[Entries taken from a collection]
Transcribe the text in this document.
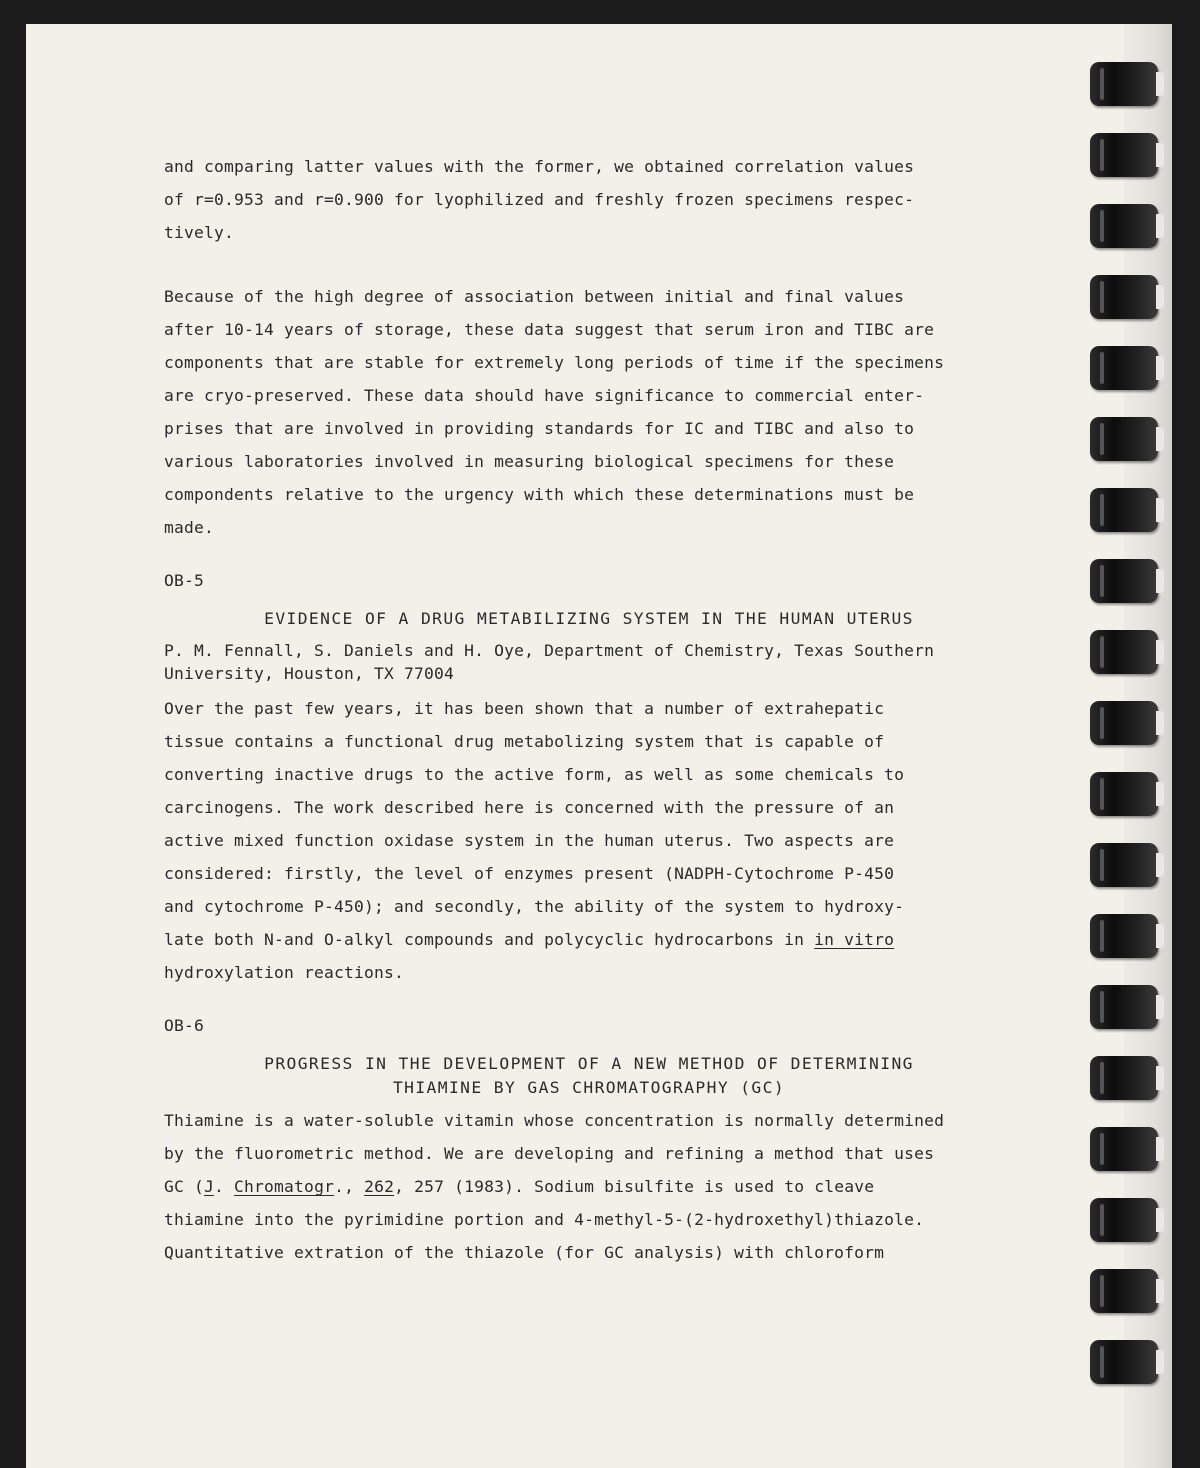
and comparing latter values with the former, we obtained correlation values
of r=0.953 and r=0.900 for lyophilized and freshly frozen specimens respec-
tively.

Because of the high degree of association between initial and final values
after 10-14 years of storage, these data suggest that serum iron and TIBC are
components that are stable for extremely long periods of time if the specimens
are cryo-preserved. These data should have significance to commercial enter-
prises that are involved in providing standards for IC and TIBC and also to
various laboratories involved in measuring biological specimens for these
compondents relative to the urgency with which these determinations must be
made.

OB-5

EVIDENCE OF A DRUG METABILIZING SYSTEM IN THE HUMAN UTERUS

P. M. Fennall, S. Daniels and H. Oye, Department of Chemistry, Texas Southern
University, Houston, TX 77004

Over the past few years, it has been shown that a number of extrahepatic
tissue contains a functional drug metabolizing system that is capable of
converting inactive drugs to the active form, as well as some chemicals to
carcinogens. The work described here is concerned with the pressure of an
active mixed function oxidase system in the human uterus. Two aspects are
considered: firstly, the level of enzymes present (NADPH-Cytochrome P-450
and cytochrome P-450); and secondly, the ability of the system to hydroxy-
late both N-and O-alkyl compounds and polycyclic hydrocarbons in in vitro
hydroxylation reactions.

OB-6

PROGRESS IN THE DEVELOPMENT OF A NEW METHOD OF DETERMINING
THIAMINE BY GAS CHROMATOGRAPHY (GC)

Thiamine is a water-soluble vitamin whose concentration is normally determined
by the fluorometric method. We are developing and refining a method that uses
GC (J. Chromatogr., 262, 257 (1983). Sodium bisulfite is used to cleave
thiamine into the pyrimidine portion and 4-methyl-5-(2-hydroxethyl)thiazole.
Quantitative extration of the thiazole (for GC analysis) with chloroform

** Prompt **
Only the words belong in your copy: restate the data above exactly and leave the images out.

** Result of the exercise **
Transcribe the text in this document.
and comparing latter values with the former, we obtained correlation values
of r=0.953 and r=0.900 for lyophilized and freshly frozen specimens respec-
tively.

Because of the high degree of association between initial and final values
after 10-14 years of storage, these data suggest that serum iron and TIBC are
components that are stable for extremely long periods of time if the specimens
are cryo-preserved. These data should have significance to commercial enter-
prises that are involved in providing standards for IC and TIBC and also to
various laboratories involved in measuring biological specimens for these
compondents relative to the urgency with which these determinations must be
made.

OB-5

EVIDENCE OF A DRUG METABILIZING SYSTEM IN THE HUMAN UTERUS

P. M. Fennall, S. Daniels and H. Oye, Department of Chemistry, Texas Southern
University, Houston, TX 77004

Over the past few years, it has been shown that a number of extrahepatic
tissue contains a functional drug metabolizing system that is capable of
converting inactive drugs to the active form, as well as some chemicals to
carcinogens. The work described here is concerned with the pressure of an
active mixed function oxidase system in the human uterus. Two aspects are
considered: firstly, the level of enzymes present (NADPH-Cytochrome P-450
and cytochrome P-450); and secondly, the ability of the system to hydroxy-
late both N-and O-alkyl compounds and polycyclic hydrocarbons in in vitro
hydroxylation reactions.

OB-6

PROGRESS IN THE DEVELOPMENT OF A NEW METHOD OF DETERMINING
THIAMINE BY GAS CHROMATOGRAPHY (GC)

Thiamine is a water-soluble vitamin whose concentration is normally determined
by the fluorometric method. We are developing and refining a method that uses
GC (J. Chromatogr., 262, 257 (1983). Sodium bisulfite is used to cleave
thiamine into the pyrimidine portion and 4-methyl-5-(2-hydroxethyl)thiazole.
Quantitative extration of the thiazole (for GC analysis) with chloroform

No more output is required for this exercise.